> **THE EXERCISE**
Your task is to copy each line that has the word "Umgegend".

> **DATA ROWS**
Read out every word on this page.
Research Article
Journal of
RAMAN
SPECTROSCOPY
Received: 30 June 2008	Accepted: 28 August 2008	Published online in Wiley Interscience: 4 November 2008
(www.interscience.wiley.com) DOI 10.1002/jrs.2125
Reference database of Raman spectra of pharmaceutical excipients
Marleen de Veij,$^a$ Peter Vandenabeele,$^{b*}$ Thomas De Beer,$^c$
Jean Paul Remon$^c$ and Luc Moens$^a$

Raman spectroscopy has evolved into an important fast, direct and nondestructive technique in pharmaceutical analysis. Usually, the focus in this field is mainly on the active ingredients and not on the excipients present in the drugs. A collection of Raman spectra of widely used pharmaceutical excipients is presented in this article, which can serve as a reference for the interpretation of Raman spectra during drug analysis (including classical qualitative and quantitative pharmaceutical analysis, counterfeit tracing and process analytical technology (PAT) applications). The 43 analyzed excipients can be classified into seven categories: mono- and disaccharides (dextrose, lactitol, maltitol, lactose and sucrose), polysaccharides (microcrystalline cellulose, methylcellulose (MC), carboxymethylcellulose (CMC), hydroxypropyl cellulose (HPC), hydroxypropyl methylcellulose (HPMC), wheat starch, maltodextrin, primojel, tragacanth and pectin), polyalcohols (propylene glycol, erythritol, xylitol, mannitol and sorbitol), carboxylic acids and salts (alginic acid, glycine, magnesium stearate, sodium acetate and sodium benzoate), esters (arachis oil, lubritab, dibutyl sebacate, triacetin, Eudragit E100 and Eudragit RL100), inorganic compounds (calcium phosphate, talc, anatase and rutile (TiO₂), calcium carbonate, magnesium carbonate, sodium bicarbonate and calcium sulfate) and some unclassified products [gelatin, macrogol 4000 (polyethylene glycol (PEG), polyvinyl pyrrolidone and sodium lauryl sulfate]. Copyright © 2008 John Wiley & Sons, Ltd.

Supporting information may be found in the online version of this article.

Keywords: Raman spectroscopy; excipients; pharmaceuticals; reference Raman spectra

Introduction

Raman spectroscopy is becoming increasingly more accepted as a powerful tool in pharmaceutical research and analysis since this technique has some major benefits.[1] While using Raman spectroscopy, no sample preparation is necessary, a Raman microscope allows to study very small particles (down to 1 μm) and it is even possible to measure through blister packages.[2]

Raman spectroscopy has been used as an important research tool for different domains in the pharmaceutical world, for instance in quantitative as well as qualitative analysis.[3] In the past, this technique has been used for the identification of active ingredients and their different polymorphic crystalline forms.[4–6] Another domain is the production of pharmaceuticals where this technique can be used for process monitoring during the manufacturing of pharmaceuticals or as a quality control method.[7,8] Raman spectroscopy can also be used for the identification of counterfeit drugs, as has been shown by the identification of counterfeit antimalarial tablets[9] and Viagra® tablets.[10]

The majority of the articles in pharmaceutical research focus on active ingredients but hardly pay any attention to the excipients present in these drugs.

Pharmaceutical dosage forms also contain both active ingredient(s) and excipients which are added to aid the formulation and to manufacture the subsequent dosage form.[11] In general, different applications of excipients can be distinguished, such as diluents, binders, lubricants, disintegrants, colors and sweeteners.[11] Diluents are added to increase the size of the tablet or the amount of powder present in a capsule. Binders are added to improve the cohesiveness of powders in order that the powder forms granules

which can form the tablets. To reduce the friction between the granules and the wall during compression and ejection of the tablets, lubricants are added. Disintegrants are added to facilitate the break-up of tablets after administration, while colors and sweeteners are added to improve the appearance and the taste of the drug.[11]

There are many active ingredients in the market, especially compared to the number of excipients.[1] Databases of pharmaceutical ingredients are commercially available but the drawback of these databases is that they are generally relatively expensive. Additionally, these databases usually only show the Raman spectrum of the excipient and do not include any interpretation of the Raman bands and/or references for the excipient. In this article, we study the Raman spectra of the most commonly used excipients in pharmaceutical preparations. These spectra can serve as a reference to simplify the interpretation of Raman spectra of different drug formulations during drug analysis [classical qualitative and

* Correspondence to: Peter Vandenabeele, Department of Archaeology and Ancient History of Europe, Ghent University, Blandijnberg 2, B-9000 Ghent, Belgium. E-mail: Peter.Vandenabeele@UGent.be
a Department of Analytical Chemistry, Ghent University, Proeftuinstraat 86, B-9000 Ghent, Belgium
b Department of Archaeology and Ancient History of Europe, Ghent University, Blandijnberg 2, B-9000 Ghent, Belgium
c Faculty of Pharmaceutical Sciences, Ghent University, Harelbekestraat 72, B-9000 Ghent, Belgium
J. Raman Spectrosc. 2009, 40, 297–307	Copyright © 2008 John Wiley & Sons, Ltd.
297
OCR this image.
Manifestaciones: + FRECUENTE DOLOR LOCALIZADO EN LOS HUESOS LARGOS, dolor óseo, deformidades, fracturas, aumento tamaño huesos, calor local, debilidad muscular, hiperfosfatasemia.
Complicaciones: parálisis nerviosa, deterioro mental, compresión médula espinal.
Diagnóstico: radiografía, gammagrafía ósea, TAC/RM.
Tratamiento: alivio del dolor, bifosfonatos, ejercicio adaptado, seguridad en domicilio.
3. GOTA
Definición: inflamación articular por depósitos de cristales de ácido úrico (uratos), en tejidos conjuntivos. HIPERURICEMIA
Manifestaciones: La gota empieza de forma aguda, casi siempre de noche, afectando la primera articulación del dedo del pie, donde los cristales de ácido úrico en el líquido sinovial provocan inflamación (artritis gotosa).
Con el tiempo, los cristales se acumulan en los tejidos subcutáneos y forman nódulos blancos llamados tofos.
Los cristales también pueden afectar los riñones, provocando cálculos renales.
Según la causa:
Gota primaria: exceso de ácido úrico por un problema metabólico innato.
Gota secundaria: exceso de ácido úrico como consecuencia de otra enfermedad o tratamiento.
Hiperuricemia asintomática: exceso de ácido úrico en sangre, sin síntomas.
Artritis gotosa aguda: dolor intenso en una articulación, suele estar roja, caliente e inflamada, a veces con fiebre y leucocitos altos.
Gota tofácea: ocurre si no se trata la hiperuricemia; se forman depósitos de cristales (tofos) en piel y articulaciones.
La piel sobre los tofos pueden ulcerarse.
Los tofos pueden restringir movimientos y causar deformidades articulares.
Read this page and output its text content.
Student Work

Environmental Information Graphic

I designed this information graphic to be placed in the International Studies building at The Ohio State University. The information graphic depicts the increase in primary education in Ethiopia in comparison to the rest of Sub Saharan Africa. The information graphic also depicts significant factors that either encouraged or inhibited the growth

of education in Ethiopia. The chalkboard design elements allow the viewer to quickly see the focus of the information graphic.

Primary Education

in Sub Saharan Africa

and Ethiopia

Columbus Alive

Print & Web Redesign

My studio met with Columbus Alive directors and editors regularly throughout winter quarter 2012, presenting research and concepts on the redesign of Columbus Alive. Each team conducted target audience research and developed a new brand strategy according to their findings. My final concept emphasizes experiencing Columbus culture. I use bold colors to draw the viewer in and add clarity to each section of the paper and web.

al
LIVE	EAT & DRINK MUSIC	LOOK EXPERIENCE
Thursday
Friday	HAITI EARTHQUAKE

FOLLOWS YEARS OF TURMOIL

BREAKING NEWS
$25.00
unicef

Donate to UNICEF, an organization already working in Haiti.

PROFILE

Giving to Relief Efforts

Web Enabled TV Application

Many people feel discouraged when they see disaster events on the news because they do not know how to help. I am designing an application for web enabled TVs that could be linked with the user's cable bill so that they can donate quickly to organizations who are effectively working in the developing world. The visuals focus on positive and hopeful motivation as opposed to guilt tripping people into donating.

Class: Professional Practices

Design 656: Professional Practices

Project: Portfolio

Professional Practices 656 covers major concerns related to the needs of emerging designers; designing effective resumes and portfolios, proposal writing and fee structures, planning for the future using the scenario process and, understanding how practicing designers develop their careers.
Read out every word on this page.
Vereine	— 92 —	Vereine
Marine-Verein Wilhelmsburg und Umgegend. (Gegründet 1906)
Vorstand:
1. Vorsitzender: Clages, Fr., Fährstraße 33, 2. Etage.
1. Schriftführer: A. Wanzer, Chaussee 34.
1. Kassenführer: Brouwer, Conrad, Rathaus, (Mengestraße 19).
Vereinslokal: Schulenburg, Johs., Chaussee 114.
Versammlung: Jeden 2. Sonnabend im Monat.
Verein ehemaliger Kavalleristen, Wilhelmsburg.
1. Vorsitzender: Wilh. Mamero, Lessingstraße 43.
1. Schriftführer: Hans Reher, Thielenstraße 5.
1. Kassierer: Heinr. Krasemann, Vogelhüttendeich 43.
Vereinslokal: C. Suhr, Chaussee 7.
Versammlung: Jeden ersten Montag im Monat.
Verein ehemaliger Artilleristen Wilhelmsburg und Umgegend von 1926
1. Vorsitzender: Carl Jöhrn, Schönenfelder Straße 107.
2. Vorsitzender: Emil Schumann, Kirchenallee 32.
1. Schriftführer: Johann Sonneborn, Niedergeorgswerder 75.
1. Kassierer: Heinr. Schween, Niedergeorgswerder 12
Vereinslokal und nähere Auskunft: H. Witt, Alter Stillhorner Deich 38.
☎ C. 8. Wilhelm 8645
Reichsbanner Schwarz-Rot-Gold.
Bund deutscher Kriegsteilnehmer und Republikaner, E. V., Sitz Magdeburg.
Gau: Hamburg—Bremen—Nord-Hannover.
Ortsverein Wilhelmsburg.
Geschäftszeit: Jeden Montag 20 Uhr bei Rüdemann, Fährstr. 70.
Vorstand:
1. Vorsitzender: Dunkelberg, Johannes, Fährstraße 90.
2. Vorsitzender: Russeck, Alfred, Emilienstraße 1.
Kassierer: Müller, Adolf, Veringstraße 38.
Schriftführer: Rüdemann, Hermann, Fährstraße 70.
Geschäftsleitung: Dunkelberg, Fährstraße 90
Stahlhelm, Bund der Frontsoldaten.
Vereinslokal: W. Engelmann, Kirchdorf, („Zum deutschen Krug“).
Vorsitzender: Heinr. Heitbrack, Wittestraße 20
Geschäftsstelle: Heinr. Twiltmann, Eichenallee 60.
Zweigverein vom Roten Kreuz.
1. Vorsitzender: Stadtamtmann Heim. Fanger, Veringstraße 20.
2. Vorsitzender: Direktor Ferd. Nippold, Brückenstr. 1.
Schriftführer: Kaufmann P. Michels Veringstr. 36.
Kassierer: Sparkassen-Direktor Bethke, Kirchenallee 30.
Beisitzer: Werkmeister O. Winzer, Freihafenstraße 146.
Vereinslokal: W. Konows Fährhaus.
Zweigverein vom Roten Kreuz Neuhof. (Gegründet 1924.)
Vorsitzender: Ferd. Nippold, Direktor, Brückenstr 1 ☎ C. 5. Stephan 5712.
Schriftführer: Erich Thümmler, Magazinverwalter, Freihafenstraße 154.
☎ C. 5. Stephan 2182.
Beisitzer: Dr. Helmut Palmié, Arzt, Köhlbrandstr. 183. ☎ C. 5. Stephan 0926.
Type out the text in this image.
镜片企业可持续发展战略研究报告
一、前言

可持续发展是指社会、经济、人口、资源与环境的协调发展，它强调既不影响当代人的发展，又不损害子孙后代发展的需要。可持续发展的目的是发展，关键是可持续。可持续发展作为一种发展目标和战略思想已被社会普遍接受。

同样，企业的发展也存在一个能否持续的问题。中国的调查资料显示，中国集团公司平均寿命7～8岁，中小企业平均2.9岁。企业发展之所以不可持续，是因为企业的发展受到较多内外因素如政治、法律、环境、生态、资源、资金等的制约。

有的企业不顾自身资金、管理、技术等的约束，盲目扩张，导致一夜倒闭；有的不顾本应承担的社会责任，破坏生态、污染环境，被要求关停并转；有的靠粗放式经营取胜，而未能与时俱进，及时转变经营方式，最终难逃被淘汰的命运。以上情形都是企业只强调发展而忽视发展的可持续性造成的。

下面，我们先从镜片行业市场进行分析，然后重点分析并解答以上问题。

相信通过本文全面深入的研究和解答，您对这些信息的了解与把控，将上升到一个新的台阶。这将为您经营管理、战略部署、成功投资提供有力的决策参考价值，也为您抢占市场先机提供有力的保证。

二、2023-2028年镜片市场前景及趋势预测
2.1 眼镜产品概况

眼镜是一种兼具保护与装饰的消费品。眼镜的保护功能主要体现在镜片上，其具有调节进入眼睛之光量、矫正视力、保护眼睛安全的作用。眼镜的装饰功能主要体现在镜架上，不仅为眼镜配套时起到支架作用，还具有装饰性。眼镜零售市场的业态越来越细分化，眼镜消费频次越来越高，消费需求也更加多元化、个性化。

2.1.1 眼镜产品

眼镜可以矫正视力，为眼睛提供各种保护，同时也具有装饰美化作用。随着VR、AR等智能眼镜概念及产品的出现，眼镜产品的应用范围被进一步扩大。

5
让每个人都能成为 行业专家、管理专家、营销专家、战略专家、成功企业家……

> **TASK RESPONSE**
Marine-Verein Wilhelmsburg und Umgegend. (Gegründet 1906)
Verein ehemaliger Artilleristen Wilhelmsburg und Umgegend von 1926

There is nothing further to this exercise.